> _To do_
Using the data below, gather each line that includes the word "помощи".

_ _ _

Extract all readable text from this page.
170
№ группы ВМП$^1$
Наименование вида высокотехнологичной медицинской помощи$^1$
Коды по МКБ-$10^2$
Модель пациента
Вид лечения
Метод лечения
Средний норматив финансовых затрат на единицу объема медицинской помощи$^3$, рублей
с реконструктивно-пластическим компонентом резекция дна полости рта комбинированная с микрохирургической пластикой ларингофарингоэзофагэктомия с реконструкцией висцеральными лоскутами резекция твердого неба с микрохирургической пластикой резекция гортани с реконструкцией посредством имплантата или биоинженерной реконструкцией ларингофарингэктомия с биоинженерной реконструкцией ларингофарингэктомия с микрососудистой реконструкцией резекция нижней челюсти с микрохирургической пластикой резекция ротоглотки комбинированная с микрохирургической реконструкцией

_ _ _

> _Completed task_
Наименование вида высокотехнологичной медицинской помощи$^1$
Средний норматив финансовых затрат на единицу объема медицинской помощи$^3$, рублей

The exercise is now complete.